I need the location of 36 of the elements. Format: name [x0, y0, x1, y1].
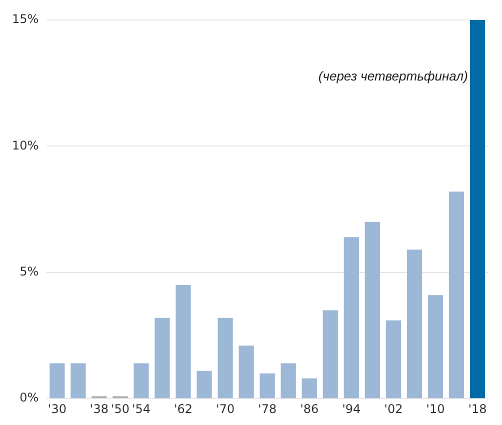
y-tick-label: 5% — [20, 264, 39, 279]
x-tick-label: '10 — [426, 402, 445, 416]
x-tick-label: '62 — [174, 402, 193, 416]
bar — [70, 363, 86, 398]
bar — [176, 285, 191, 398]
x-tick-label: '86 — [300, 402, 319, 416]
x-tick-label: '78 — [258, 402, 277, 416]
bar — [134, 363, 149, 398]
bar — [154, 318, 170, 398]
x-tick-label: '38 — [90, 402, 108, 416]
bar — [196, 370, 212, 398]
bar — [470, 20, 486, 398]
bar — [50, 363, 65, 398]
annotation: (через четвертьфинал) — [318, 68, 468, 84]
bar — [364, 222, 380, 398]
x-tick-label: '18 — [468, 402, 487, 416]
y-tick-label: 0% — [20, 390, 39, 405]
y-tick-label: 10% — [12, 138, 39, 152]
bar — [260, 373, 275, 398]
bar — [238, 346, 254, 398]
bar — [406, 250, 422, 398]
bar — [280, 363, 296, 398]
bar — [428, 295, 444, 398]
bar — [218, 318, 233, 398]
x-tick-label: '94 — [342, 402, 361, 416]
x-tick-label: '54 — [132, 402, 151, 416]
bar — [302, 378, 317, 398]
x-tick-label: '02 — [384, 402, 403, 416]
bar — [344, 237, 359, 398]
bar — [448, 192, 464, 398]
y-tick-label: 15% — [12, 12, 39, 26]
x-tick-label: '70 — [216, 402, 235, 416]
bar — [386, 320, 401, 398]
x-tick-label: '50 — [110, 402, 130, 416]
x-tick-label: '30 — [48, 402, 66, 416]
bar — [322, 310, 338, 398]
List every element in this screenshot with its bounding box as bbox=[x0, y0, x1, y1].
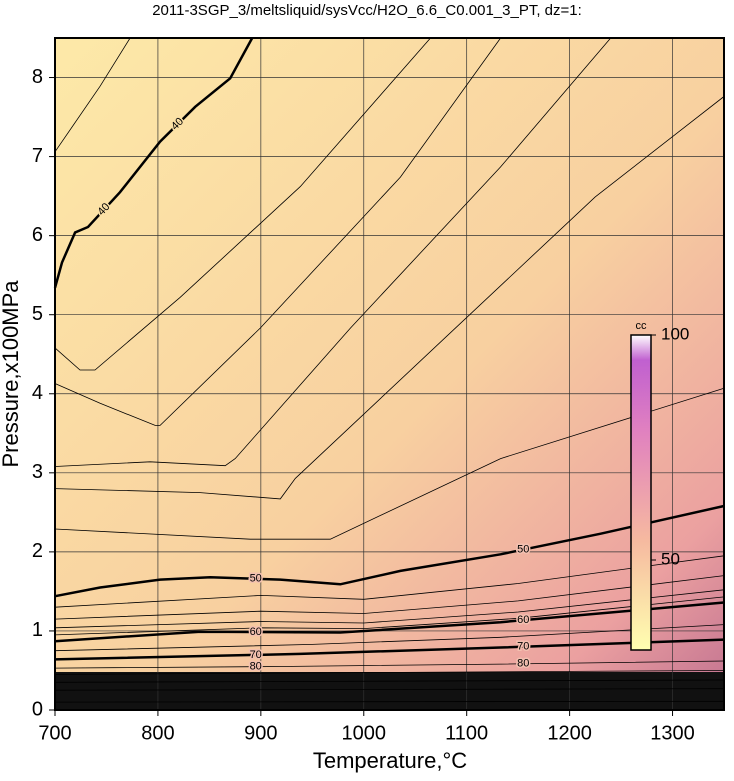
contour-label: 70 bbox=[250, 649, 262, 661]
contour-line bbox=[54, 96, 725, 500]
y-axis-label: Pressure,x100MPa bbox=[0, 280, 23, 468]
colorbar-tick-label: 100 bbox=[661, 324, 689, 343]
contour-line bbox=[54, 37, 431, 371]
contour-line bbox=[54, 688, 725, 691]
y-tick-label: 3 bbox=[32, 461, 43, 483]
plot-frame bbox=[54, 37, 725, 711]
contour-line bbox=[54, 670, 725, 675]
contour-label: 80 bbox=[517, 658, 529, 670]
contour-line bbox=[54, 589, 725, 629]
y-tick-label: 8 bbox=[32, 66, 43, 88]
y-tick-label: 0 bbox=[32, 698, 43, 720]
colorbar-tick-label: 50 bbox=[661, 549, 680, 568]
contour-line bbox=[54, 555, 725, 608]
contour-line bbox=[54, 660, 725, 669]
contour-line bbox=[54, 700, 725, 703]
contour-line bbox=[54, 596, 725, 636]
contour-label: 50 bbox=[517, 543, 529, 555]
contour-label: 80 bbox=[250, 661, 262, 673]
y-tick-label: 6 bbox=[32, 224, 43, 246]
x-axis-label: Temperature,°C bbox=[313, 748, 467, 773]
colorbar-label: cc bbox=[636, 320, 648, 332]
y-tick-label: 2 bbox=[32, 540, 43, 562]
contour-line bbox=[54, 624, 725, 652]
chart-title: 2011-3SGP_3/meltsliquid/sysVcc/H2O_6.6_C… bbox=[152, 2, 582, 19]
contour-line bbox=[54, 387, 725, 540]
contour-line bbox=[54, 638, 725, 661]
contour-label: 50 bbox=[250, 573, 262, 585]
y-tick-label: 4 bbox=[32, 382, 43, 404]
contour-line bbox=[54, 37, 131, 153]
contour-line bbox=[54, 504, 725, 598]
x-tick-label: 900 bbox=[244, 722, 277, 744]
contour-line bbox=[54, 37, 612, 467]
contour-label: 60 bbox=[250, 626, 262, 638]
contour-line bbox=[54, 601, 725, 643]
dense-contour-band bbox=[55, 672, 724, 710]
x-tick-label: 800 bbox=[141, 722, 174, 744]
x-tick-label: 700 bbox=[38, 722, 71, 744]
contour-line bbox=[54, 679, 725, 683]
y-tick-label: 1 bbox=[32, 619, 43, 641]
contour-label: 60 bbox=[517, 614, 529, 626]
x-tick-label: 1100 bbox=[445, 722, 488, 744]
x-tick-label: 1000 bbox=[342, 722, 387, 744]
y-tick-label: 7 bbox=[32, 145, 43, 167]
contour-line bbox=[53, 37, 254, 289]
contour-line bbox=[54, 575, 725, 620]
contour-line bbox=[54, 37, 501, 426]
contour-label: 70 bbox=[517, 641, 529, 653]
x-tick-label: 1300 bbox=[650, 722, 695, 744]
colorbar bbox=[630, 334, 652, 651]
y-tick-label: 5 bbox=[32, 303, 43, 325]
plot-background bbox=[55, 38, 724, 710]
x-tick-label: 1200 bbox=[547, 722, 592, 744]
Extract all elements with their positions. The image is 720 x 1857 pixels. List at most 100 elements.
# # # # #
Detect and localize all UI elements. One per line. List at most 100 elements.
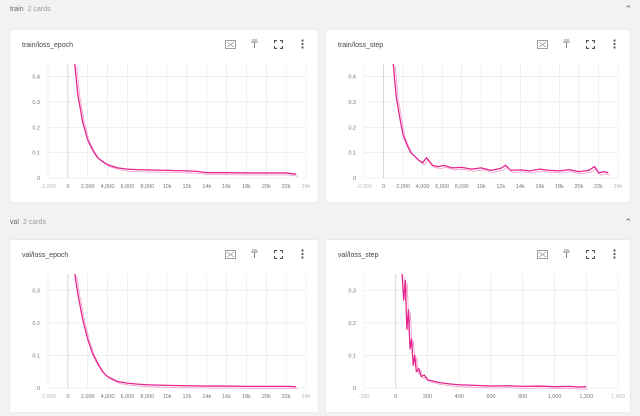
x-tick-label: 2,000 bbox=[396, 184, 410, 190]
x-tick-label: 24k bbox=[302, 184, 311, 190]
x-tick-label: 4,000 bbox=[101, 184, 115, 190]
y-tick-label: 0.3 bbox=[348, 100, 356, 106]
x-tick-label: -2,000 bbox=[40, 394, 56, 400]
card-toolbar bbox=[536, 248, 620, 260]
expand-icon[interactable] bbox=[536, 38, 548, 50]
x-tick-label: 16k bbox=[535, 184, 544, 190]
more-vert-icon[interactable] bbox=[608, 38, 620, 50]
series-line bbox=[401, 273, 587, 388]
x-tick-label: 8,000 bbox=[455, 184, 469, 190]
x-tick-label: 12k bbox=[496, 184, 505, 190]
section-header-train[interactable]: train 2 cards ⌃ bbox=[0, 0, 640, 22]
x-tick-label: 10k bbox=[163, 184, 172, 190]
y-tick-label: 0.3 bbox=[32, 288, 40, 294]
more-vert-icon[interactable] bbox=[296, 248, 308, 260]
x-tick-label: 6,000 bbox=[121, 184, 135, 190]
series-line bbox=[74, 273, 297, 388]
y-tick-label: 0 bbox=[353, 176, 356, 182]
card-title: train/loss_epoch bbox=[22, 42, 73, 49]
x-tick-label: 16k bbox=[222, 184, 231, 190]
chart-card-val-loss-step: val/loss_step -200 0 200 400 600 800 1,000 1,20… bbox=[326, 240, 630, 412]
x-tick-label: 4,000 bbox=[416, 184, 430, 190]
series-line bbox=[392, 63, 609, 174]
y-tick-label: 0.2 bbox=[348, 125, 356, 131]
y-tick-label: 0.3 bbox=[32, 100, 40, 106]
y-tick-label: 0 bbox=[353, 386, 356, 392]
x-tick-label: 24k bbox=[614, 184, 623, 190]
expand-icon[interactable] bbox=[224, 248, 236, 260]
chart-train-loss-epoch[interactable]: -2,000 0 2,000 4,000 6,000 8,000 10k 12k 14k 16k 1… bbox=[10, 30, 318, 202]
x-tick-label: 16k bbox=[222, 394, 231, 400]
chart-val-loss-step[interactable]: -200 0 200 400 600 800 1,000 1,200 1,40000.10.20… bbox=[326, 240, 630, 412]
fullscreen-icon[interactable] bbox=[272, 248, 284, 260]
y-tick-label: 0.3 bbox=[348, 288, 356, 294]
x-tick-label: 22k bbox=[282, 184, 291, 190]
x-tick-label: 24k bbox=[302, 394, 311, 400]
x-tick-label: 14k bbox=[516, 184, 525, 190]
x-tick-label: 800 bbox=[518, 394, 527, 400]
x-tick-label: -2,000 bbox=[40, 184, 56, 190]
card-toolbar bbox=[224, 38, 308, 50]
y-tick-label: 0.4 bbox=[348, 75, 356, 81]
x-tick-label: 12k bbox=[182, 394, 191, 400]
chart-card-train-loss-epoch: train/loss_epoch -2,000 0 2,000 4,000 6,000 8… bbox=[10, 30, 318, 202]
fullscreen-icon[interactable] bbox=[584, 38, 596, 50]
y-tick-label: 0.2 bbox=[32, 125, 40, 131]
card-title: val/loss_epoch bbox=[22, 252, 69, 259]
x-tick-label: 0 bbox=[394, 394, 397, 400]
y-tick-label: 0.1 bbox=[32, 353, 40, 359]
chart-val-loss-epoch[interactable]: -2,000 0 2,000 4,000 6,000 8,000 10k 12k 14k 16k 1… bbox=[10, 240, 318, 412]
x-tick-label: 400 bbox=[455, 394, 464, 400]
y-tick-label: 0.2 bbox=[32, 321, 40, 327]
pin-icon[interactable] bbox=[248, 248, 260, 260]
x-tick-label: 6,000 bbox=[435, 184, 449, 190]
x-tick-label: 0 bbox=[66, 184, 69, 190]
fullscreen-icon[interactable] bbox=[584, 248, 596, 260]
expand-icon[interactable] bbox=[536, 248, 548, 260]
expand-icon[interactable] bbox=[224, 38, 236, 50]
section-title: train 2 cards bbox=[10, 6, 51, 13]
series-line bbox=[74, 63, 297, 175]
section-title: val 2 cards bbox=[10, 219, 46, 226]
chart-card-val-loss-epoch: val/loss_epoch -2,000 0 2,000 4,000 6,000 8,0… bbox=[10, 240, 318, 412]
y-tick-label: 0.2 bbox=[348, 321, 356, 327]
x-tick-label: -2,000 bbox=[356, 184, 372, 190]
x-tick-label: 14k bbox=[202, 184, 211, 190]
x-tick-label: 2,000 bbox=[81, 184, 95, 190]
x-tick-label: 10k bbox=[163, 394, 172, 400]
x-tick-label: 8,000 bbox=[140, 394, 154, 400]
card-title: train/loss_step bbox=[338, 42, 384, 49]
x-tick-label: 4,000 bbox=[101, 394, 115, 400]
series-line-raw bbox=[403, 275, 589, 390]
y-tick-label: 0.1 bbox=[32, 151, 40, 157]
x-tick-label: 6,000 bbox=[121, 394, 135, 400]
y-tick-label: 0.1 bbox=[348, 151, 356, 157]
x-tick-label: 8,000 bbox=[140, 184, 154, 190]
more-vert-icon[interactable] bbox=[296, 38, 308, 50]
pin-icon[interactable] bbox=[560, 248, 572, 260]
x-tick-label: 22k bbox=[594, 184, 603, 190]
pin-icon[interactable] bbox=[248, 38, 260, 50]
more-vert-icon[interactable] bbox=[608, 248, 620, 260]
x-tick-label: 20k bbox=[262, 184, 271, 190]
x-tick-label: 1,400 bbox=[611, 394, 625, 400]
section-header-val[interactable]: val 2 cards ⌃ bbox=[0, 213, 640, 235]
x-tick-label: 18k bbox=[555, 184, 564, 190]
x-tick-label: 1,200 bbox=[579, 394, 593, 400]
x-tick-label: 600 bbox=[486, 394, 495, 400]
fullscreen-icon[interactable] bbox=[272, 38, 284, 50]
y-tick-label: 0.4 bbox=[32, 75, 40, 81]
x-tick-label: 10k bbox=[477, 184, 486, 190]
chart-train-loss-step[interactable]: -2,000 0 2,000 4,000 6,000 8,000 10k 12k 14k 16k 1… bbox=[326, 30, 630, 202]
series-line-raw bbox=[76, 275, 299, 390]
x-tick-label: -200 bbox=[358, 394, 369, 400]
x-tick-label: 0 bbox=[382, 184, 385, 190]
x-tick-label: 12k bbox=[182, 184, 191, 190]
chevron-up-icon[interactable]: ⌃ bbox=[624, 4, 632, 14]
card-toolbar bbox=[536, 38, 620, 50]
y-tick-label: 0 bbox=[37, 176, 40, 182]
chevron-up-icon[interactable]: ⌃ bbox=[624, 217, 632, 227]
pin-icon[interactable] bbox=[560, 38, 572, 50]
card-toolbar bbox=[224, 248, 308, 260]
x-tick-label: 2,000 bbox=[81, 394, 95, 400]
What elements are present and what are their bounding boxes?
# # # # #
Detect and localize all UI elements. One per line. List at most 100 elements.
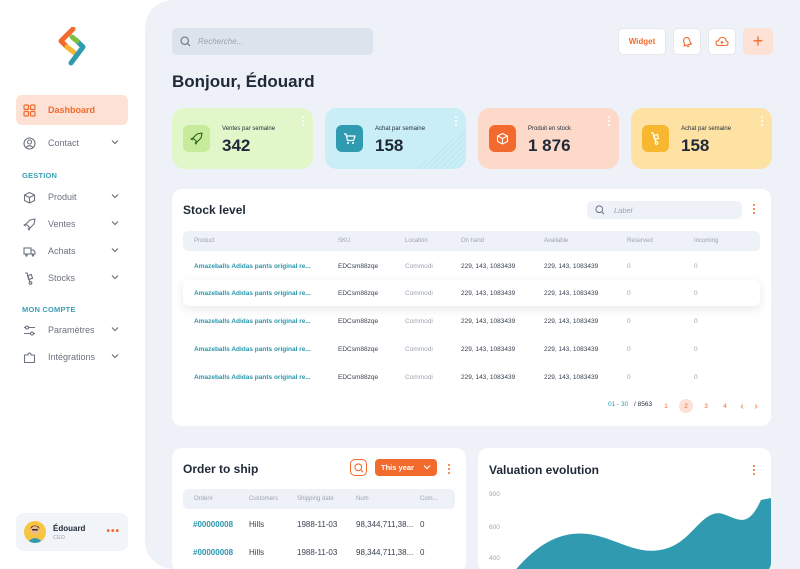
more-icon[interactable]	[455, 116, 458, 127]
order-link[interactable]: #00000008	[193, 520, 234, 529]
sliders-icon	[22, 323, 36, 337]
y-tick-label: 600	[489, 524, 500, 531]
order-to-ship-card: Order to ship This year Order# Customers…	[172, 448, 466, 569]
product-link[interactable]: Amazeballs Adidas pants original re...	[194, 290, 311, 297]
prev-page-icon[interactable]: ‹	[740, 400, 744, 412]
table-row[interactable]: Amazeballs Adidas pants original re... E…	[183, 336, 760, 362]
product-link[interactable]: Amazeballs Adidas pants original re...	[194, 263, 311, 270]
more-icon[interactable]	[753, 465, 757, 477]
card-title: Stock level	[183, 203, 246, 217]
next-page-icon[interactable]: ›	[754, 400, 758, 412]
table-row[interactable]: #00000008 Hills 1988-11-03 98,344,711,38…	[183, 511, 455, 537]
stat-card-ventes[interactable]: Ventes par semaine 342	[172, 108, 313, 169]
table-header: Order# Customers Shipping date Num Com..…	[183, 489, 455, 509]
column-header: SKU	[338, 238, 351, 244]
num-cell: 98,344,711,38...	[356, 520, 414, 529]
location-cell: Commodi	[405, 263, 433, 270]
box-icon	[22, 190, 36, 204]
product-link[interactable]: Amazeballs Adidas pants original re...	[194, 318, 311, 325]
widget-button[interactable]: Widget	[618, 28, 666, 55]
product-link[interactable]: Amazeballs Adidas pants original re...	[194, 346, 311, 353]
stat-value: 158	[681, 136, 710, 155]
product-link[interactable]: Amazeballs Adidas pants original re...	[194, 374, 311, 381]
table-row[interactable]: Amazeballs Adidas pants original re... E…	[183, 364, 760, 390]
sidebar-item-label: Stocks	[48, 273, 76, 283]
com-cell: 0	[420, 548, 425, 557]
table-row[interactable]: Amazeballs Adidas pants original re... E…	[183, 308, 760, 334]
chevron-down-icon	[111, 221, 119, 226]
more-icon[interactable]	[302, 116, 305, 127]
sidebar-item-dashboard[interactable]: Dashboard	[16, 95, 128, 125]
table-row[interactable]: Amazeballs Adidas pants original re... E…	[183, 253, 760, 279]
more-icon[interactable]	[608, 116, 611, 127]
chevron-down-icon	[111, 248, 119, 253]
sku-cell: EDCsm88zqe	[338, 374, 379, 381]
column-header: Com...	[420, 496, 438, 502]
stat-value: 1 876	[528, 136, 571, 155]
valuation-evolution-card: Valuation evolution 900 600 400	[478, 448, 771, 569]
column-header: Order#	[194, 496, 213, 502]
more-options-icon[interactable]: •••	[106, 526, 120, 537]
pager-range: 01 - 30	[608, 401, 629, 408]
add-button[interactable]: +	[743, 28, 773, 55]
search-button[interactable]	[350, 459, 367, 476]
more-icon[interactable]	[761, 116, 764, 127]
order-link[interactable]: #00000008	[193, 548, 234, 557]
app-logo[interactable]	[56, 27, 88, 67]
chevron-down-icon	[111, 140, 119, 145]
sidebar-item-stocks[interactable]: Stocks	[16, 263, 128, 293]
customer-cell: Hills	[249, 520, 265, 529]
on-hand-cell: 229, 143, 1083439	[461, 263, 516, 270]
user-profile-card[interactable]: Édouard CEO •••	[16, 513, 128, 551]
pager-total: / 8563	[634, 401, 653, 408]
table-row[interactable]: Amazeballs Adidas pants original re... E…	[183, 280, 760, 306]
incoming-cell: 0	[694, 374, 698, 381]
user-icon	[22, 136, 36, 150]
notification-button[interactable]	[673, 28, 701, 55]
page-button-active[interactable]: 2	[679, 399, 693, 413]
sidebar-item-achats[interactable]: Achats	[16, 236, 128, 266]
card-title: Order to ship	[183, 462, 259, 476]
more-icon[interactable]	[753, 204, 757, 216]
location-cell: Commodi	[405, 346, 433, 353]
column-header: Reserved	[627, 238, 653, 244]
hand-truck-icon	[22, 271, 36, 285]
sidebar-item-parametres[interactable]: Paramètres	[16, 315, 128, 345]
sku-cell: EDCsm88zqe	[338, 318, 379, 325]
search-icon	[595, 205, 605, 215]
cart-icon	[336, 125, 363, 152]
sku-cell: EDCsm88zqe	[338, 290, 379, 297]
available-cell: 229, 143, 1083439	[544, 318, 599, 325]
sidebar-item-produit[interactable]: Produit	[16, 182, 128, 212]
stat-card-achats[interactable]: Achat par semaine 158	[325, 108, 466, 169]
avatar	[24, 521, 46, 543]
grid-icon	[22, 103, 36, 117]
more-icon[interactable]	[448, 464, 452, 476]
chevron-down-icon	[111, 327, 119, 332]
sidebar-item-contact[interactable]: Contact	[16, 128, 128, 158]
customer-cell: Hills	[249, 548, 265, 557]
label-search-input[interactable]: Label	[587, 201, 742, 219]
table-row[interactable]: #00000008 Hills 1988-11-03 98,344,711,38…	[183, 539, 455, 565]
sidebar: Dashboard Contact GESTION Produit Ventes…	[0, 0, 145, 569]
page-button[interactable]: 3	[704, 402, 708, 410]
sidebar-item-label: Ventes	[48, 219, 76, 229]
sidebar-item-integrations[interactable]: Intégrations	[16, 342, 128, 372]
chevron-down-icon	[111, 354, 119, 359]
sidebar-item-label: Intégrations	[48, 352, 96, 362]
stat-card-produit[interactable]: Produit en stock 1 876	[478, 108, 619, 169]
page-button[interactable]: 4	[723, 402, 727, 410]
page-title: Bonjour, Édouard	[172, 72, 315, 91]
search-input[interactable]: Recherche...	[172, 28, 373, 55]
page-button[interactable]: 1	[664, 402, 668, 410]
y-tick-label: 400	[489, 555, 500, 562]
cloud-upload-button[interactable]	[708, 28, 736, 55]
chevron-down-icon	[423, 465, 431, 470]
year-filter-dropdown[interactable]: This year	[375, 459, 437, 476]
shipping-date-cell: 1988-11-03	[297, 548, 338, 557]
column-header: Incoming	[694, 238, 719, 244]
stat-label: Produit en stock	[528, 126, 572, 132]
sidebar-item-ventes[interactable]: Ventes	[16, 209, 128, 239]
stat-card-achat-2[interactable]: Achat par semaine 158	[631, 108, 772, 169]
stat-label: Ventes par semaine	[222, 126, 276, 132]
# # # # #
● **To be done**: Copy out everything from the line containing "116, 458, 127]" down to the line containing "order-to-ship-card: Order to", both of them included, exactly as they appear in the records.

● **Exercise output**:
more-icon[interactable]	[455, 116, 458, 127]
order-link[interactable]: #00000008	[193, 520, 234, 529]
sliders-icon	[22, 323, 36, 337]
y-tick-label: 600	[489, 524, 500, 531]
order-to-ship-card: Order to ship This year Order# Customers…	[172, 448, 466, 569]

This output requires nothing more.